_Task material_:

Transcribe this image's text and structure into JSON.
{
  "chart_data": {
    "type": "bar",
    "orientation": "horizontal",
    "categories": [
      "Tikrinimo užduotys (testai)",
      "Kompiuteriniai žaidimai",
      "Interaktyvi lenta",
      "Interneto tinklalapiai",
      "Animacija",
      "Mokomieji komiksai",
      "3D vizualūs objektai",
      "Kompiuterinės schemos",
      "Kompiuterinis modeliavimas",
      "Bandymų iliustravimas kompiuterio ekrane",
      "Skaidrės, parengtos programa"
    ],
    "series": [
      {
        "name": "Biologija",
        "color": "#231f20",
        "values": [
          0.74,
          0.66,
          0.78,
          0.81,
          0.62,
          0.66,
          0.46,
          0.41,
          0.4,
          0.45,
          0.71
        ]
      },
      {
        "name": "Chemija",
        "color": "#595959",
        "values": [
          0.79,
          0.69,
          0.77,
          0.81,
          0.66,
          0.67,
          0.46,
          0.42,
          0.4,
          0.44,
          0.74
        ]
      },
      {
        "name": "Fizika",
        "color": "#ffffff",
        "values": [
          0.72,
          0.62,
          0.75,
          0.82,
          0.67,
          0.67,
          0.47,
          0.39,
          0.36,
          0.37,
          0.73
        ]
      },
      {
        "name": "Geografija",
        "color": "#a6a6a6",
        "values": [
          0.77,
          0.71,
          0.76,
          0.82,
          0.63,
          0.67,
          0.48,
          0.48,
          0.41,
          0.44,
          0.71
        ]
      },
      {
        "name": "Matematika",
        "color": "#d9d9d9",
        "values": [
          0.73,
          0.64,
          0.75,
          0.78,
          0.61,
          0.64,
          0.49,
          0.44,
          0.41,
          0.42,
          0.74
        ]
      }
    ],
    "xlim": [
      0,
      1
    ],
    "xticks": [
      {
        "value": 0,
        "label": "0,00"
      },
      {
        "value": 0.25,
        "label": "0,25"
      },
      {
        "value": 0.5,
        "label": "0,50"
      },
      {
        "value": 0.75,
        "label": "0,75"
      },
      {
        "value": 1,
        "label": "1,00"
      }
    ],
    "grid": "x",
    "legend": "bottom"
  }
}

_Problem statement_: Pick out and copy the lines of the entries that hold the string "label".

_Result of this exercise_:
        "label": "0,00"
        "label": "0,25"
        "label": "0,50"
        "label": "0,75"
        "label": "1,00"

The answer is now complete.